▶ Source text:
───

Making Their Way in the New South: Jewish Peddlers and Merchants in the South Carolina Up Country

By Vecchio, Diane C. | South Carolina Historical Magazine, April 2012 | Go to article overview

Making Their Way in the New South: Jewish Peddlers and Merchants in the South Carolina Up Country


Vecchio, Diane C., South Carolina Historical Magazine


IN 1896 RUSSIAN-BORN NATHAN SHAPIRO BEGAN PEDDLING goods in and around the small courthouse town of Union in northwestern South Carolina. After three years of peddling on foot, Shapiro bought a horse and wagon, and by 1907, he had established his own dry-goods store in Union. Another Russian Jewish immigrant, Joseph Miller, followed a similar path to becoming a merchant. Miller began peddling goods in Charleston in 1900; a decade later, he was the proprietor of the Standard Cloak Company in the rising textile-mill town of Spartanburg, located about twenty-five miles northwest of Union.1

The experiences of peddlers and merchants such as Shapiro and Miller reflect a larger history of the Jewish experience in the South following the Civil War. The restructuring of the national supply system that took place during Reconstruction left the war-torn southern states desperate for goods and services. Enterprising Jews from the North as well as recent immigrants from eastern Europe recognized this need and were attracted to the South for its economic potential.

───

▶ Provided data:
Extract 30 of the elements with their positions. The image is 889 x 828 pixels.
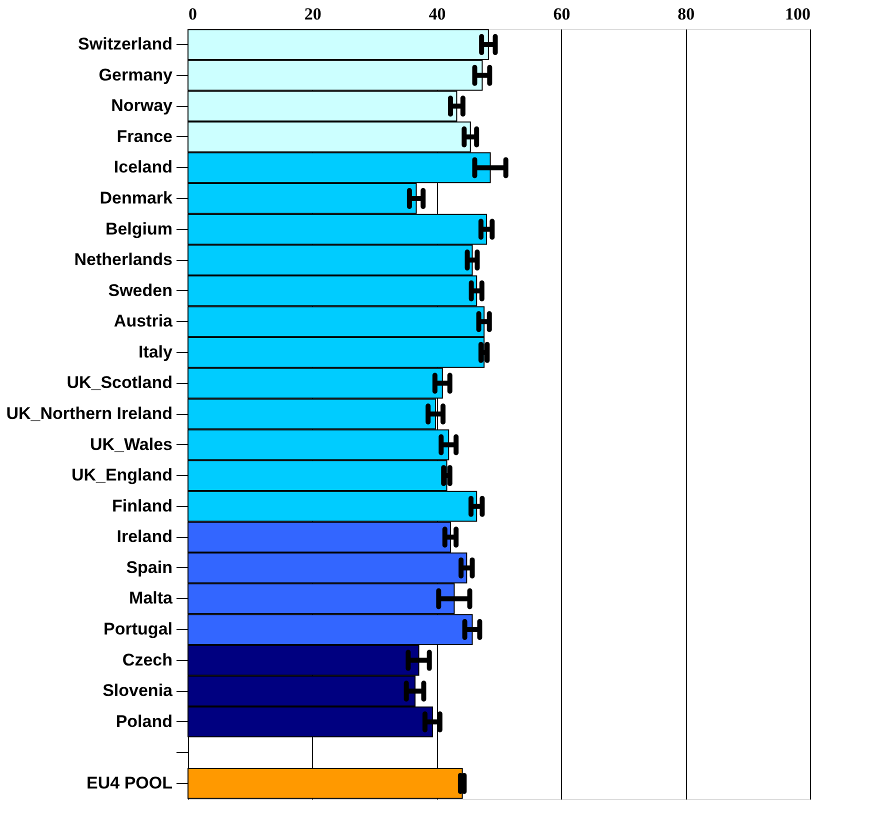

───

▶ Exercise task A:
Answer these from the article on Jewish peddlers and merchants in South Carolina:
(i) In what year did Nathan Shapiro begin peddling goods around Union?
(ii) What business did Joseph Miller run in Spartanburg?
(iii) What were the southern states left desperate for after the national supply system was restructured during Reconstruction?
▶ Exercise task B:
List every town or city named in the article on Jewish peddlers and merchants in South Carolina.
▶ Exercise task C:
In the article on Jewish peddlers and merchants in South Carolina, write out everything from "The experiences of" down to "its economic potential.".

▶ Written solution A:
(i) 1896
(ii) The Standard Cloak Company
(iii) Goods and services

▶ Written solution B:
Union
Charleston
Spartanburg

▶ Written solution C:
The experiences of peddlers and merchants such as Shapiro and Miller reflect a larger history of the Jewish experience in the South following the Civil War. The restructuring of the national supply system that took place during Reconstruction left the war-torn southern states desperate for goods and services. Enterprising Jews from the North as well as recent immigrants from eastern Europe recognized this need and were attracted to the South for its economic potential.